### Your task
Below are records; state how many of their lines hold the word "계시는지요", and give only the figure.

BEGIN

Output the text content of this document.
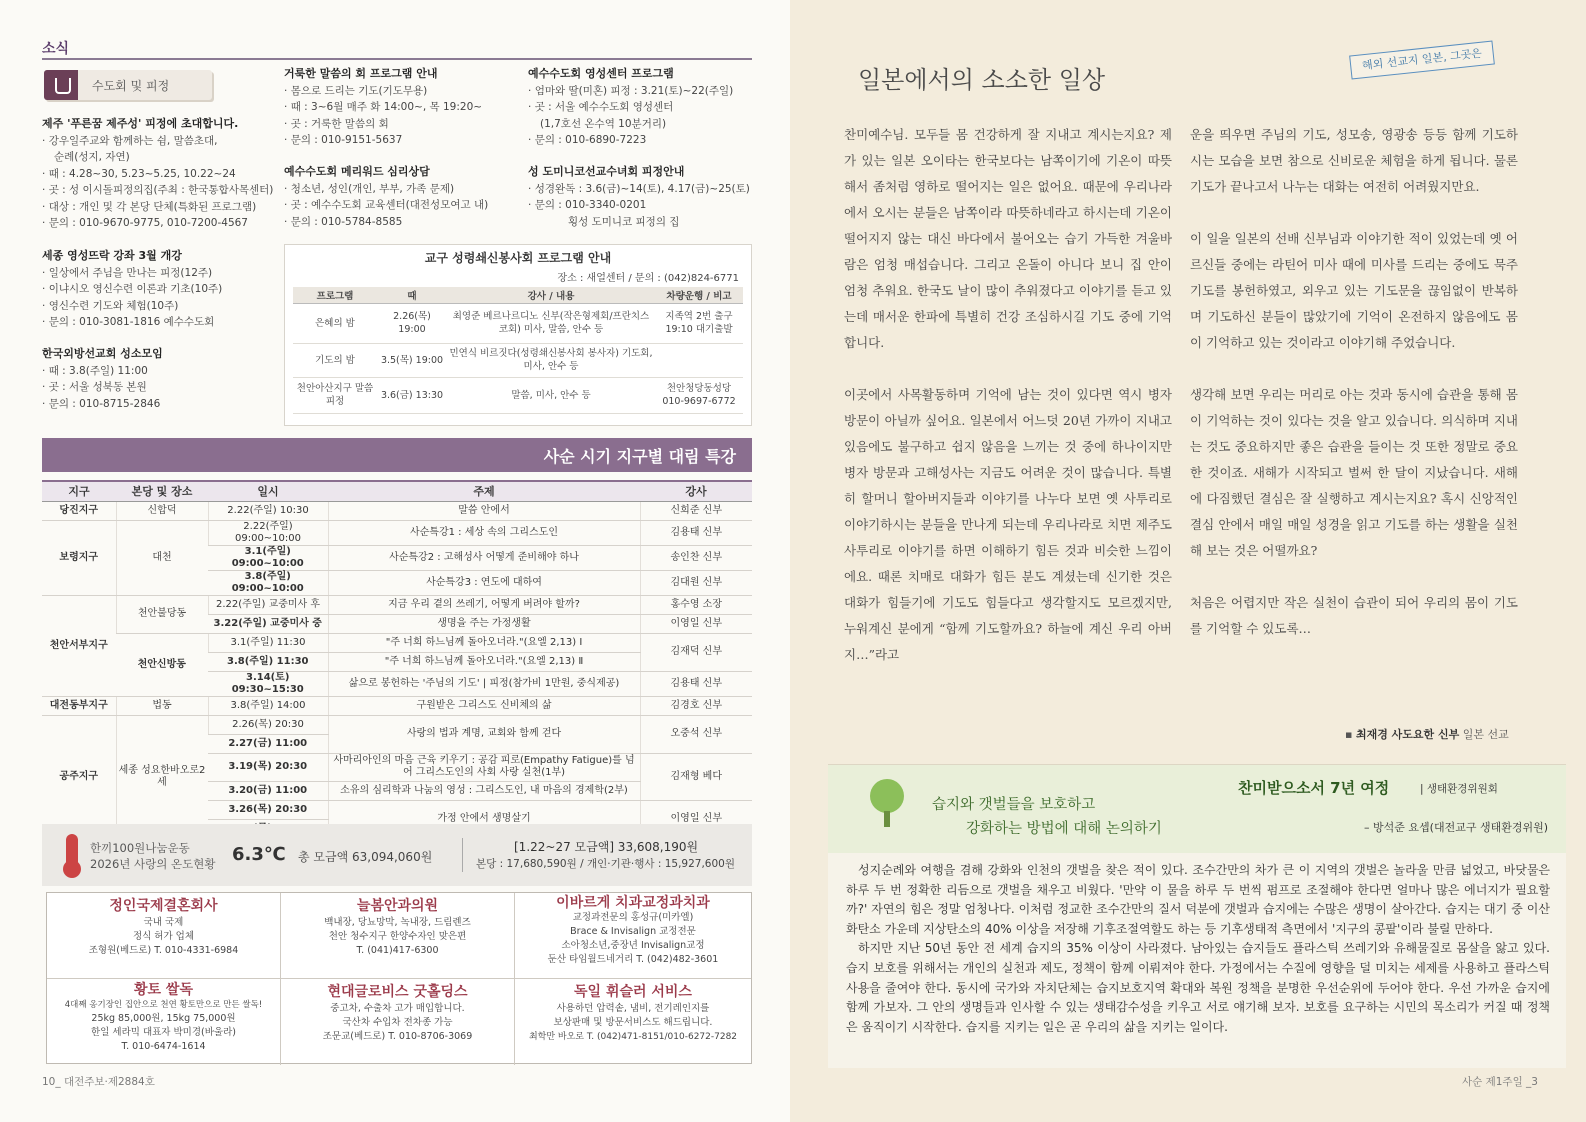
소식
수도회 및 피정
제주 '푸른꿈 제주성' 피정에 초대합니다.
· 강우일주교와 함께하는 쉼, 말씀초대,
순례(성지, 자연)
· 때 : 4.28~30, 5.23~5.25, 10.22~24
· 곳 : 성 이시돌피정의집(주최 : 한국통합사목센터)
· 대상 : 개인 및 각 본당 단체(특화된 프로그램)
· 문의 : 010-9670-9775, 010-7200-4567
세종 영성뜨락 강좌 3월 개강
· 일상에서 주님을 만나는 피정(12주)
· 이냐시오 영신수련 이론과 기초(10주)
· 영신수련 기도와 체험(10주)
· 문의 : 010-3081-1816 예수수도회
한국외방선교회 성소모임
· 때 : 3.8(주일) 11:00
· 곳 : 서울 성북동 본원
· 문의 : 010-8715-2846
거룩한 말씀의 회 프로그램 안내
· 몸으로 드리는 기도(기도무용)
· 때 : 3~6월 매주 화 14:00~, 목 19:20~
· 곳 : 거룩한 말씀의 회
· 문의 : 010-9151-5637
예수수도회 메리워드 심리상담
· 청소년, 성인(개인, 부부, 가족 문제)
· 곳 : 예수수도회 교육센터(대전성모여고 내)
· 문의 : 010-5784-8585
예수수도회 영성센터 프로그램
· 엄마와 딸(미혼) 피정 : 3.21(토)~22(주일)
· 곳 : 서울 예수수도회 영성센터
(1,7호선 온수역 10분거리)
· 문의 : 010-6890-7223
성 도미니코선교수녀회 피정안내
· 성경완독 : 3.6(금)~14(토), 4.17(금)~25(토)
· 문의 : 010-3340-0201
횡성 도미니코 피정의 집
교구 성령쇄신봉사회 프로그램 안내
장소 : 새얼센터 / 문의 : (042)824-6771
프로그램	때	강사 / 내용	차량운행 / 비고
은혜의 밤	2.26(목) 19:00	최영준 베르나르디노 신부(작은형제회/프란치스코회) 미사, 말씀, 안수 등	지족역 2번 출구 19:10 대기출발
기도의 밤	3.5(목) 19:00	민연식 비르짓다(성령쇄신봉사회 봉사자) 기도회, 미사, 안수 등	
천안아산지구 말씀피정	3.6(금) 13:30	말씀, 미사, 안수 등	천안청당동성당 010-9697-6772
사순 시기 지구별 대림 특강
지구	본당 및 장소	일시	주제	강사
당진지구	신합덕	2.22(주일) 10:30	말씀 안에서	신희준 신부
보령지구	대천	2.22(주일) 09:00~10:00	사순특강1 : 세상 속의 그리스도인	김용태 신부
		3.1(주일) 09:00~10:00	사순특강2 : 고해성사 어떻게 준비해야 하나	송인찬 신부
		3.8(주일) 09:00~10:00	사순특강3 : 연도에 대하여	김대원 신부
천안서부지구	천안불당동	2.22(주일) 교중미사 후	지금 우리 곁의 쓰레기, 어떻게 버려야 할까?	홍수영 소장
		3.22(주일) 교중미사 중	생명을 주는 가정생활	이영일 신부
	천안신방동	3.1(주일) 11:30	"주 너희 하느님께 돌아오너라."(요엘 2,13) Ⅰ	김재덕 신부
		3.8(주일) 11:30	"주 너희 하느님께 돌아오너라."(요엘 2,13) Ⅱ	
		3.14(토) 09:30~15:30	삶으로 봉헌하는 '주님의 기도' | 피정(참가비 1만원, 중식제공)	김용태 신부
대전동부지구	법동	3.8(주일) 14:00	구원받은 그리스도 신비체의 삶	김경호 신부
공주지구	세종 성요한바오로2세	2.26(목) 20:30	사랑의 법과 계명, 교회와 함께 걷다	오중석 신부
		2.27(금) 11:00		
		3.19(목) 20:30	사마리아인의 마음 근육 키우기 : 공감 피로(Empathy Fatigue)를 넘어 그리스도인의 사회 사랑 실천(1부)	김재형 베다
		3.20(금) 11:00	소유의 심리학과 나눔의 영성 : 그리스도인, 내 마음의 경제학(2부)	
		3.26(목) 20:30	가정 안에서 생명살기	이영일 신부

한끼100원나눔운동
2026년 사랑의 온도현황 6.3℃ 총 모금액 63,094,060원
[1.22~27 모금액] 33,608,190원
본당 : 17,680,590원 / 개인·기관·행사 : 15,927,600원
정인국제결혼회사
국내 국제
정식 허가 업체
조형원(베드로) T. 010-4331-6984
늘봄안과의원
백내장, 당뇨망막, 녹내장, 드림렌즈
천안 청수지구 한양수자인 맞은편
T. (041)417-6300
이바르게 치과교정과치과
교정과전문의 홍성규(미카엘)
Brace & Invisalign 교정전문
소아청소년,중장년 Invisalign교정
둔산 타임월드네거리 T. (042)482-3601
황토 쌀독
4대째 옹기장인 집안으로 천연 황토만으로 만든 쌀독!
25kg 85,000원, 15kg 75,000원
한일 세라믹 대표자 박미경(바울라)
T. 010-6474-1614
현대글로비스 굿홀딩스
중고차, 수출차 고가 매입합니다.
국산차 수입차 전차종 가능
조문교(베드로) T. 010-8706-3069
독일 휘슬러 서비스
사용하던 압력솥, 냄비, 전기레인지를
보상판매 및 방문서비스도 해드립니다.
최학만 바오로 T. (042)471-8151/010-6272-7282
10_ 대전주보·제2884호
일본에서의 소소한 일상
해외 선교지 일본, 그곳은

찬미예수님. 모두들 몸 건강하게 잘 지내고 계시는지요? 제가 있는 일본 오이타는 한국보다는 남쪽이기에 기온이 따뜻해서 좀처럼 영하로 떨어지는 일은 없어요. 때문에 우리나라에서 오시는 분들은 남쪽이라 따뜻하네라고 하시는데 기온이 떨어지지 않는 대신 바다에서 불어오는 습기 가득한 겨울바람은 엄청 매섭습니다. 그리고 온돌이 아니다 보니 집 안이 엄청 추워요. 한국도 날이 많이 추워졌다고 이야기를 듣고 있는데 매서운 한파에 특별히 건강 조심하시길 기도 중에 기억합니다.

이곳에서 사목활동하며 기억에 남는 것이 있다면 역시 병자 방문이 아닐까 싶어요. 일본에서 어느덧 20년 가까이 지내고 있음에도 불구하고 쉽지 않음을 느끼는 것 중에 하나이지만 병자 방문과 고해성사는 지금도 어려운 것이 많습니다. 특별히 할머니 할아버지들과 이야기를 나누다 보면 옛 사투리로 이야기하시는 분들을 만나게 되는데 우리나라로 치면 제주도 사투리로 이야기를 하면 이해하기 힘든 것과 비슷한 느낌이에요. 때론 치매로 대화가 힘든 분도 계셨는데 신기한 것은 대화가 힘들기에 기도도 힘들다고 생각할지도 모르겠지만, 누워계신 분에게 “함께 기도할까요? 하늘에 계신 우리 아버지…”라고

운을 띄우면 주님의 기도, 성모송, 영광송 등등 함께 기도하시는 모습을 보면 참으로 신비로운 체험을 하게 됩니다. 물론 기도가 끝나고서 나누는 대화는 여전히 어려웠지만요.

이 일을 일본의 선배 신부님과 이야기한 적이 있었는데 옛 어르신들 중에는 라틴어 미사 때에 미사를 드리는 중에도 묵주기도를 봉헌하였고, 외우고 있는 기도문을 끊임없이 반복하며 기도하신 분들이 많았기에 기억이 온전하지 않음에도 몸이 기억하고 있는 것이라고 이야기해 주었습니다.

생각해 보면 우리는 머리로 아는 것과 동시에 습관을 통해 몸이 기억하는 것이 있다는 것을 알고 있습니다. 의식하며 지내는 것도 중요하지만 좋은 습관을 들이는 것 또한 정말로 중요한 것이죠. 새해가 시작되고 벌써 한 달이 지났습니다. 새해에 다짐했던 결심은 잘 실행하고 계시는지요? 혹시 신앙적인 결심 안에서 매일 매일 성경을 읽고 기도를 하는 생활을 실천해 보는 것은 어떨까요?

처음은 어렵지만 작은 실천이 습관이 되어 우리의 몸이 기도를 기억할 수 있도록…

▪ 최재경 사도요한 신부 일본 선교
습지와 갯벌들을 보호하고
강화하는 방법에 대해 논의하기
찬미받으소서 7년 여정	| 생태환경위원회
– 방석준 요셉(대전교구 생태환경위원)

성지순례와 여행을 겸해 강화와 인천의 갯벌을 찾은 적이 있다. 조수간만의 차가 큰 이 지역의 갯벌은 놀라울 만큼 넓었고, 바닷물은 하루 두 번 정확한 리듬으로 갯벌을 채우고 비웠다. '만약 이 물을 하루 두 번씩 펌프로 조절해야 한다면 얼마나 많은 에너지가 필요할까?' 자연의 힘은 정말 엄청나다. 이처럼 정교한 조수간만의 질서 덕분에 갯벌과 습지에는 수많은 생명이 살아간다. 습지는 대기 중 이산화탄소 가운데 지상탄소의 40% 이상을 저장해 기후조절역할도 하는 등 기후생태적 측면에서 '지구의 콩팥'이라 불릴 만하다.

하지만 지난 50년 동안 전 세계 습지의 35% 이상이 사라졌다. 남아있는 습지들도 플라스틱 쓰레기와 유해물질로 몸살을 앓고 있다. 습지 보호를 위해서는 개인의 실천과 제도, 정책이 함께 이뤄져야 한다. 가정에서는 수질에 영향을 덜 미치는 세제를 사용하고 플라스틱 사용을 줄여야 한다. 동시에 국가와 자치단체는 습지보호지역 확대와 복원 정책을 분명한 우선순위에 두어야 한다. 우선 가까운 습지에 함께 가보자. 그 안의 생명들과 인사할 수 있는 생태감수성을 키우고 서로 얘기해 보자. 보호를 요구하는 시민의 목소리가 커질 때 정책은 움직이기 시작한다. 습지를 지키는 일은 곧 우리의 삶을 지키는 일이다.

사순 제1주일 _3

END

### Written solution
2